* [Stated task]:
Only the lines from the one containing "What's the underlying" through the end of the material are to be echoed, each exactly as it appears.

* [Available data]:

===============

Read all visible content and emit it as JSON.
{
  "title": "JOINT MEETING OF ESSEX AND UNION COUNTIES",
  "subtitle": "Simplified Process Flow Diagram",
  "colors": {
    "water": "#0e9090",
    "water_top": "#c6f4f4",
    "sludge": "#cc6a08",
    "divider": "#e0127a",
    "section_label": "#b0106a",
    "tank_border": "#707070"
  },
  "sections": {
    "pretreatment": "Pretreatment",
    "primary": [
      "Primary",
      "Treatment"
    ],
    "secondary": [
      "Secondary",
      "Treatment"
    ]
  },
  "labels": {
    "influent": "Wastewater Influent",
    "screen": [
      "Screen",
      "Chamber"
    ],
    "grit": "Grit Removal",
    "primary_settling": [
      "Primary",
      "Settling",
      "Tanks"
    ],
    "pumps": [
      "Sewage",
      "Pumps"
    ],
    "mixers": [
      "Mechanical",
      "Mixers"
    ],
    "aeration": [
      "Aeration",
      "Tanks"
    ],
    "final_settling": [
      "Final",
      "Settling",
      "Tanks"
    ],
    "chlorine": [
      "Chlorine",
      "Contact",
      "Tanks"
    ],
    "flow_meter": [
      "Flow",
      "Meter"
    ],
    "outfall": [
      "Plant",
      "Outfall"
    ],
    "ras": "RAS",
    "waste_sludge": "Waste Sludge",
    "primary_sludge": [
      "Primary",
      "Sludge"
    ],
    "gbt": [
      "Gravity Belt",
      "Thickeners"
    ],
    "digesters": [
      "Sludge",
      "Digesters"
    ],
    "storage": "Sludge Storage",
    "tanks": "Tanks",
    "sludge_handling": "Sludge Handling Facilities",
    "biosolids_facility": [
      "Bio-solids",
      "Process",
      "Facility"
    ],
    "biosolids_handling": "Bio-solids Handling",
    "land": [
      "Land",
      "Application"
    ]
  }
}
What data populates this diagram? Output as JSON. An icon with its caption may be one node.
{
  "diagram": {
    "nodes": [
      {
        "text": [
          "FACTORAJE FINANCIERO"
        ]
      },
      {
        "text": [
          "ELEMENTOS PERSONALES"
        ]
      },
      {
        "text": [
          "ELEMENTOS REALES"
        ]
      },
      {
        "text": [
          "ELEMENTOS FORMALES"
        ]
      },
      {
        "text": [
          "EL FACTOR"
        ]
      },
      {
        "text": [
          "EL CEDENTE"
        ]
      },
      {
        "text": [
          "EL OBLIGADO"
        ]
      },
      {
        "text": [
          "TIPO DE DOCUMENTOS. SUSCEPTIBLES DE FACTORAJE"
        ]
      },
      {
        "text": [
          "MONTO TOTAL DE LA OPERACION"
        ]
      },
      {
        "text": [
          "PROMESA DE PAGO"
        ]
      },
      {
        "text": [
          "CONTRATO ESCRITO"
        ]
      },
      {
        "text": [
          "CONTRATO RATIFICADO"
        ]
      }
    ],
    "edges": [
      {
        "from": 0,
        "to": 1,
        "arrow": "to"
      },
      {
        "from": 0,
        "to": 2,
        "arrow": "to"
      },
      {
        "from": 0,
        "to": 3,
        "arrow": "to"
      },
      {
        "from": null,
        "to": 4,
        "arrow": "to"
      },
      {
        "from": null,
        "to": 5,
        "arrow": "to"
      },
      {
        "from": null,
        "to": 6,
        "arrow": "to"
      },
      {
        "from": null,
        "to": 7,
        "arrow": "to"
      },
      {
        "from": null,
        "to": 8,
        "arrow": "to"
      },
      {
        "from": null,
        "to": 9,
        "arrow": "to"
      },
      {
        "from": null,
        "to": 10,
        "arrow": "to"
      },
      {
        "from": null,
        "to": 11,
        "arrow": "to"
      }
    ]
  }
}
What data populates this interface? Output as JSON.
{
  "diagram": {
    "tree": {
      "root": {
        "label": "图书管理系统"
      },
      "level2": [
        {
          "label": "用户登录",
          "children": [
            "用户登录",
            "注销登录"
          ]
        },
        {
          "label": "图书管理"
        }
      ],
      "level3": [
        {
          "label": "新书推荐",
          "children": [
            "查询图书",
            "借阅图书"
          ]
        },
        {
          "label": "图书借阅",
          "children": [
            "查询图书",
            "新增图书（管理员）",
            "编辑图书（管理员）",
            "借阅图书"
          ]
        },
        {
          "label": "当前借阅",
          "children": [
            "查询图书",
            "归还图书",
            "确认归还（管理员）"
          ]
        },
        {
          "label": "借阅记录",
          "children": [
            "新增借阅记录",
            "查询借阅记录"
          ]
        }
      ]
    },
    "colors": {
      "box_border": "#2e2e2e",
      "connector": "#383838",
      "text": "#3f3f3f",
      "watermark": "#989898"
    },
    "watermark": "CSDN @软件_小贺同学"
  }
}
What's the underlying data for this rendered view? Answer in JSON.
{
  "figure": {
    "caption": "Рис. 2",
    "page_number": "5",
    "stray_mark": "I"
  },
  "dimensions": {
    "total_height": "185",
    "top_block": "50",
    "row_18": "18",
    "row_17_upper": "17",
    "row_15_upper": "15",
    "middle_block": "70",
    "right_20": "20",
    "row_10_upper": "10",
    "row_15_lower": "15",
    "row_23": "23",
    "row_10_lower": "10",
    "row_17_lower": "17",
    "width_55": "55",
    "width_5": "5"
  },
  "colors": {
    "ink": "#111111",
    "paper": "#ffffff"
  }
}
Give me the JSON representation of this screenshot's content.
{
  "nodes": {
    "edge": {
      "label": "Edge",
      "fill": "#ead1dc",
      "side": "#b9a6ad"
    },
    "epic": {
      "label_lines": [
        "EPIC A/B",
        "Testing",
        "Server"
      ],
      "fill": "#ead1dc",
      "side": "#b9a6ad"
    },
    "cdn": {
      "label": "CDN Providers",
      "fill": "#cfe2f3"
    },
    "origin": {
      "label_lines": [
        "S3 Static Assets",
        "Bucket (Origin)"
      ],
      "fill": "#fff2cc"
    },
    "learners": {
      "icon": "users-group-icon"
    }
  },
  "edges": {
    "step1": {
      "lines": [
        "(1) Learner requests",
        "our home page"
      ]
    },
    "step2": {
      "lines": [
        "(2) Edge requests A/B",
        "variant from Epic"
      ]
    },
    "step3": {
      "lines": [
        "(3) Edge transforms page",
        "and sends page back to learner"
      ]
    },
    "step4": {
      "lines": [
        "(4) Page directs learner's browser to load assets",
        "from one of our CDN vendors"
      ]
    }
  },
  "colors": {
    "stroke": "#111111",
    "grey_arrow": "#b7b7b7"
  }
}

===============

* [Correct response]:
What's the underlying data for this rendered view? Answer in JSON.
{
  "figure": {
    "caption": "Рис. 2",
    "page_number": "5",
    "stray_mark": "I"
  },
  "dimensions": {
    "total_height": "185",
    "top_block": "50",
    "row_18": "18",
    "row_17_upper": "17",
    "row_15_upper": "15",
    "middle_block": "70",
    "right_20": "20",
    "row_10_upper": "10",
    "row_15_lower": "15",
    "row_23": "23",
    "row_10_lower": "10",
    "row_17_lower": "17",
    "width_55": "55",
    "width_5": "5"
  },
  "colors": {
    "ink": "#111111",
    "paper": "#ffffff"
  }
}
Give me the JSON representation of this screenshot's content.
{
  "nodes": {
    "edge": {
      "label": "Edge",
      "fill": "#ead1dc",
      "side": "#b9a6ad"
    },
    "epic": {
      "label_lines": [
        "EPIC A/B",
        "Testing",
        "Server"
      ],
      "fill": "#ead1dc",
      "side": "#b9a6ad"
    },
    "cdn": {
      "label": "CDN Providers",
      "fill": "#cfe2f3"
    },
    "origin": {
      "label_lines": [
        "S3 Static Assets",
        "Bucket (Origin)"
      ],
      "fill": "#fff2cc"
    },
    "learners": {
      "icon": "users-group-icon"
    }
  },
  "edges": {
    "step1": {
      "lines": [
        "(1) Learner requests",
        "our home page"
      ]
    },
    "step2": {
      "lines": [
        "(2) Edge requests A/B",
        "variant from Epic"
      ]
    },
    "step3": {
      "lines": [
        "(3) Edge transforms page",
        "and sends page back to learner"
      ]
    },
    "step4": {
      "lines": [
        "(4) Page directs learner's browser to load assets",
        "from one of our CDN vendors"
      ]
    }
  },
  "colors": {
    "stroke": "#111111",
    "grey_arrow": "#b7b7b7"
  }
}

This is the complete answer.